■ **Instructions for the task**: Write out all of the lines below, exactly and completely.

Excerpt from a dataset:
....

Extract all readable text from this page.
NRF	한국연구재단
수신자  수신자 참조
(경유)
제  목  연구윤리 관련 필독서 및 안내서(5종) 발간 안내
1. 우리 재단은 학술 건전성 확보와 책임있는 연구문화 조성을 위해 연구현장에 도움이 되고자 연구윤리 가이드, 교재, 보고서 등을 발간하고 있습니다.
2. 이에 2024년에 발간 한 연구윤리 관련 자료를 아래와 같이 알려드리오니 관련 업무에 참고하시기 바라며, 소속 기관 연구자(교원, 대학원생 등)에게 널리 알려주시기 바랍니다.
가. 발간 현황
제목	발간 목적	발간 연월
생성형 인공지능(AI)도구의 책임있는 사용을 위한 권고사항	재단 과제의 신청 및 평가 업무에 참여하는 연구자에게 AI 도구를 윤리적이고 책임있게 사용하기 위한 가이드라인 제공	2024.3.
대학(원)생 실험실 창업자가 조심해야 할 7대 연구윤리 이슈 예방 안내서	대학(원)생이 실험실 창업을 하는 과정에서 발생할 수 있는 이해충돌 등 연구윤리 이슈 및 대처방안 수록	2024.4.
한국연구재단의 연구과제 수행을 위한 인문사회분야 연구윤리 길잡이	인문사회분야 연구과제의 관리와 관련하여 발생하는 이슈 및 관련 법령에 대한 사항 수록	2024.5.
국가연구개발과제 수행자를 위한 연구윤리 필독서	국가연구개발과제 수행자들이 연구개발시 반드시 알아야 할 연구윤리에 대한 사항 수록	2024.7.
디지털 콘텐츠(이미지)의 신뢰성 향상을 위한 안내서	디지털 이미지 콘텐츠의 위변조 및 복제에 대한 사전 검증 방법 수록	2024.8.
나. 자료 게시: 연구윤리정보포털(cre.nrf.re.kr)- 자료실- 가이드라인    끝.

....

■ **In response**:
Extract all readable text from this page.
NRF	한국연구재단
수신자  수신자 참조
(경유)
제  목  연구윤리 관련 필독서 및 안내서(5종) 발간 안내
1. 우리 재단은 학술 건전성 확보와 책임있는 연구문화 조성을 위해 연구현장에 도움이 되고자 연구윤리 가이드, 교재, 보고서 등을 발간하고 있습니다.
2. 이에 2024년에 발간 한 연구윤리 관련 자료를 아래와 같이 알려드리오니 관련 업무에 참고하시기 바라며, 소속 기관 연구자(교원, 대학원생 등)에게 널리 알려주시기 바랍니다.
가. 발간 현황
제목	발간 목적	발간 연월
생성형 인공지능(AI)도구의 책임있는 사용을 위한 권고사항	재단 과제의 신청 및 평가 업무에 참여하는 연구자에게 AI 도구를 윤리적이고 책임있게 사용하기 위한 가이드라인 제공	2024.3.
대학(원)생 실험실 창업자가 조심해야 할 7대 연구윤리 이슈 예방 안내서	대학(원)생이 실험실 창업을 하는 과정에서 발생할 수 있는 이해충돌 등 연구윤리 이슈 및 대처방안 수록	2024.4.
한국연구재단의 연구과제 수행을 위한 인문사회분야 연구윤리 길잡이	인문사회분야 연구과제의 관리와 관련하여 발생하는 이슈 및 관련 법령에 대한 사항 수록	2024.5.
국가연구개발과제 수행자를 위한 연구윤리 필독서	국가연구개발과제 수행자들이 연구개발시 반드시 알아야 할 연구윤리에 대한 사항 수록	2024.7.
디지털 콘텐츠(이미지)의 신뢰성 향상을 위한 안내서	디지털 이미지 콘텐츠의 위변조 및 복제에 대한 사전 검증 방법 수록	2024.8.
나. 자료 게시: 연구윤리정보포털(cre.nrf.re.kr)- 자료실- 가이드라인    끝.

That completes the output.